>>>>>
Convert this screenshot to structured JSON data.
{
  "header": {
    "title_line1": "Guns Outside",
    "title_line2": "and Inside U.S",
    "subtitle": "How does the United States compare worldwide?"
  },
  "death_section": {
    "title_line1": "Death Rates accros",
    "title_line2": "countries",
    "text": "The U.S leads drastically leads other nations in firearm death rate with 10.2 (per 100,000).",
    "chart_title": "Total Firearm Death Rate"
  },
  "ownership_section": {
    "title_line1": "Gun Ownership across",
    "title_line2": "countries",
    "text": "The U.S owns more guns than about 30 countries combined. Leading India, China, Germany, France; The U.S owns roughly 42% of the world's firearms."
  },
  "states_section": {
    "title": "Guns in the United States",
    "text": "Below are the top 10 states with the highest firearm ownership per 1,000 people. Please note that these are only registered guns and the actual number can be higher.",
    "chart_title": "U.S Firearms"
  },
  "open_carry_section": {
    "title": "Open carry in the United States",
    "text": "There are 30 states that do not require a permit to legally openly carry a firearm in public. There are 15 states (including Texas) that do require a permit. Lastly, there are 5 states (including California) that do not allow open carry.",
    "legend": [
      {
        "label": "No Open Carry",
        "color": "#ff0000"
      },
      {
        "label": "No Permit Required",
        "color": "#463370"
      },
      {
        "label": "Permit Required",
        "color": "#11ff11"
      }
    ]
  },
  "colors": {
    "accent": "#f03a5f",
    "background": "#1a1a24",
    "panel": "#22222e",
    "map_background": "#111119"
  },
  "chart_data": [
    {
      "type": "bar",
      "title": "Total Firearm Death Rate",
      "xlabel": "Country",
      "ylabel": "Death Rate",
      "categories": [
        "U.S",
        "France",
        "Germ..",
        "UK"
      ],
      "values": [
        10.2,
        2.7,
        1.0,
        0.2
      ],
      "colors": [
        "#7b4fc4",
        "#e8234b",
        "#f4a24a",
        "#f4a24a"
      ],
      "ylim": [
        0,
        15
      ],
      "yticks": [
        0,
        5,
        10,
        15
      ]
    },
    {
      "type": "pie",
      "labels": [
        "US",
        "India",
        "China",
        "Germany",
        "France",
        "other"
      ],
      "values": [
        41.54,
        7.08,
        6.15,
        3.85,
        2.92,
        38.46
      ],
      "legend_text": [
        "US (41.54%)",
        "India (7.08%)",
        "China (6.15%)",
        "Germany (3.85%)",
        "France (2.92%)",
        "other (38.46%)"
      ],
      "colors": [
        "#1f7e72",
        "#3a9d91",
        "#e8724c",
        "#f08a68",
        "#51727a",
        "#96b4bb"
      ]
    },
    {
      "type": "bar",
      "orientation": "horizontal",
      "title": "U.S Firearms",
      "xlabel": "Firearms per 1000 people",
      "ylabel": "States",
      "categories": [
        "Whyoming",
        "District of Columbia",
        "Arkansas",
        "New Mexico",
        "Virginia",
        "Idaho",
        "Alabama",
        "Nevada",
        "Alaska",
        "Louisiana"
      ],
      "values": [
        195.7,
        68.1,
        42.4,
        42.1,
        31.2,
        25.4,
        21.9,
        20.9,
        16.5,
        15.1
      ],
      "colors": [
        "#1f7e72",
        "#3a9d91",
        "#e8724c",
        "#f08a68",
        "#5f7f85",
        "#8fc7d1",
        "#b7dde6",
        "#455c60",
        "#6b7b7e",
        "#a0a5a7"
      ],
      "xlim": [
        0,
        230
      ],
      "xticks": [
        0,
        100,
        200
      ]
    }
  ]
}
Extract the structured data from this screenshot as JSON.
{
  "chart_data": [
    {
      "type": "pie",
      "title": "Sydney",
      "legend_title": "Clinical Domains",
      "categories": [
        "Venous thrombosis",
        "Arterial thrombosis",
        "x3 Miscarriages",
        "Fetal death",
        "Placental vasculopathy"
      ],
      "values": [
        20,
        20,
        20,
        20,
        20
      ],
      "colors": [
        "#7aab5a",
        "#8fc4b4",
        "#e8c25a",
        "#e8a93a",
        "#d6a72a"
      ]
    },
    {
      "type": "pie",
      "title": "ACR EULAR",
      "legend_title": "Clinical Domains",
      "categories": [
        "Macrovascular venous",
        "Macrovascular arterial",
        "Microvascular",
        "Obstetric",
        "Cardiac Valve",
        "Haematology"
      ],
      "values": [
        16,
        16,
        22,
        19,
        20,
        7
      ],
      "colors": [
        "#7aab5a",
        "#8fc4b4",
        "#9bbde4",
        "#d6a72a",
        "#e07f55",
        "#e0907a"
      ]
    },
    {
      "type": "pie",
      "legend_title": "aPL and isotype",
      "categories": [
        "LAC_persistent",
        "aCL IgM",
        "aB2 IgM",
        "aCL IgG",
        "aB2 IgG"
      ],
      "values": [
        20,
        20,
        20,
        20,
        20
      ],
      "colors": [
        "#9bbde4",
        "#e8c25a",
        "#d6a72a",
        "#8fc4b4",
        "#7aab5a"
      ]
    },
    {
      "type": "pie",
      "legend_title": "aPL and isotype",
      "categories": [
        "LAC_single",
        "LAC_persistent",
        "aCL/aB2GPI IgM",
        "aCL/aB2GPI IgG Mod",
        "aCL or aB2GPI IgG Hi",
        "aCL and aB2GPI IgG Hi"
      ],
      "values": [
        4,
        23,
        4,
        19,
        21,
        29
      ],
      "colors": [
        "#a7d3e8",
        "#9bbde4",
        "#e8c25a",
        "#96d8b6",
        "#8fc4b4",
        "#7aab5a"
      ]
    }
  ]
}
<<<<<
◆ WHAT IS NEEDED
Output the entries exactly.

◆ COMPLETED EXERCISE
Convert this screenshot to structured JSON data.
{
  "header": {
    "title_line1": "Guns Outside",
    "title_line2": "and Inside U.S",
    "subtitle": "How does the United States compare worldwide?"
  },
  "death_section": {
    "title_line1": "Death Rates accros",
    "title_line2": "countries",
    "text": "The U.S leads drastically leads other nations in firearm death rate with 10.2 (per 100,000).",
    "chart_title": "Total Firearm Death Rate"
  },
  "ownership_section": {
    "title_line1": "Gun Ownership across",
    "title_line2": "countries",
    "text": "The U.S owns more guns than about 30 countries combined. Leading India, China, Germany, France; The U.S owns roughly 42% of the world's firearms."
  },
  "states_section": {
    "title": "Guns in the United States",
    "text": "Below are the top 10 states with the highest firearm ownership per 1,000 people. Please note that these are only registered guns and the actual number can be higher.",
    "chart_title": "U.S Firearms"
  },
  "open_carry_section": {
    "title": "Open carry in the United States",
    "text": "There are 30 states that do not require a permit to legally openly carry a firearm in public. There are 15 states (including Texas) that do require a permit. Lastly, there are 5 states (including California) that do not allow open carry.",
    "legend": [
      {
        "label": "No Open Carry",
        "color": "#ff0000"
      },
      {
        "label": "No Permit Required",
        "color": "#463370"
      },
      {
        "label": "Permit Required",
        "color": "#11ff11"
      }
    ]
  },
  "colors": {
    "accent": "#f03a5f",
    "background": "#1a1a24",
    "panel": "#22222e",
    "map_background": "#111119"
  },
  "chart_data": [
    {
      "type": "bar",
      "title": "Total Firearm Death Rate",
      "xlabel": "Country",
      "ylabel": "Death Rate",
      "categories": [
        "U.S",
        "France",
        "Germ..",
        "UK"
      ],
      "values": [
        10.2,
        2.7,
        1.0,
        0.2
      ],
      "colors": [
        "#7b4fc4",
        "#e8234b",
        "#f4a24a",
        "#f4a24a"
      ],
      "ylim": [
        0,
        15
      ],
      "yticks": [
        0,
        5,
        10,
        15
      ]
    },
    {
      "type": "pie",
      "labels": [
        "US",
        "India",
        "China",
        "Germany",
        "France",
        "other"
      ],
      "values": [
        41.54,
        7.08,
        6.15,
        3.85,
        2.92,
        38.46
      ],
      "legend_text": [
        "US (41.54%)",
        "India (7.08%)",
        "China (6.15%)",
        "Germany (3.85%)",
        "France (2.92%)",
        "other (38.46%)"
      ],
      "colors": [
        "#1f7e72",
        "#3a9d91",
        "#e8724c",
        "#f08a68",
        "#51727a",
        "#96b4bb"
      ]
    },
    {
      "type": "bar",
      "orientation": "horizontal",
      "title": "U.S Firearms",
      "xlabel": "Firearms per 1000 people",
      "ylabel": "States",
      "categories": [
        "Whyoming",
        "District of Columbia",
        "Arkansas",
        "New Mexico",
        "Virginia",
        "Idaho",
        "Alabama",
        "Nevada",
        "Alaska",
        "Louisiana"
      ],
      "values": [
        195.7,
        68.1,
        42.4,
        42.1,
        31.2,
        25.4,
        21.9,
        20.9,
        16.5,
        15.1
      ],
      "colors": [
        "#1f7e72",
        "#3a9d91",
        "#e8724c",
        "#f08a68",
        "#5f7f85",
        "#8fc7d1",
        "#b7dde6",
        "#455c60",
        "#6b7b7e",
        "#a0a5a7"
      ],
      "xlim": [
        0,
        230
      ],
      "xticks": [
        0,
        100,
        200
      ]
    }
  ]
}
Extract the structured data from this screenshot as JSON.
{
  "chart_data": [
    {
      "type": "pie",
      "title": "Sydney",
      "legend_title": "Clinical Domains",
      "categories": [
        "Venous thrombosis",
        "Arterial thrombosis",
        "x3 Miscarriages",
        "Fetal death",
        "Placental vasculopathy"
      ],
      "values": [
        20,
        20,
        20,
        20,
        20
      ],
      "colors": [
        "#7aab5a",
        "#8fc4b4",
        "#e8c25a",
        "#e8a93a",
        "#d6a72a"
      ]
    },
    {
      "type": "pie",
      "title": "ACR EULAR",
      "legend_title": "Clinical Domains",
      "categories": [
        "Macrovascular venous",
        "Macrovascular arterial",
        "Microvascular",
        "Obstetric",
        "Cardiac Valve",
        "Haematology"
      ],
      "values": [
        16,
        16,
        22,
        19,
        20,
        7
      ],
      "colors": [
        "#7aab5a",
        "#8fc4b4",
        "#9bbde4",
        "#d6a72a",
        "#e07f55",
        "#e0907a"
      ]
    },
    {
      "type": "pie",
      "legend_title": "aPL and isotype",
      "categories": [
        "LAC_persistent",
        "aCL IgM",
        "aB2 IgM",
        "aCL IgG",
        "aB2 IgG"
      ],
      "values": [
        20,
        20,
        20,
        20,
        20
      ],
      "colors": [
        "#9bbde4",
        "#e8c25a",
        "#d6a72a",
        "#8fc4b4",
        "#7aab5a"
      ]
    },
    {
      "type": "pie",
      "legend_title": "aPL and isotype",
      "categories": [
        "LAC_single",
        "LAC_persistent",
        "aCL/aB2GPI IgM",
        "aCL/aB2GPI IgG Mod",
        "aCL or aB2GPI IgG Hi",
        "aCL and aB2GPI IgG Hi"
      ],
      "values": [
        4,
        23,
        4,
        19,
        21,
        29
      ],
      "colors": [
        "#a7d3e8",
        "#9bbde4",
        "#e8c25a",
        "#96d8b6",
        "#8fc4b4",
        "#7aab5a"
      ]
    }
  ]
}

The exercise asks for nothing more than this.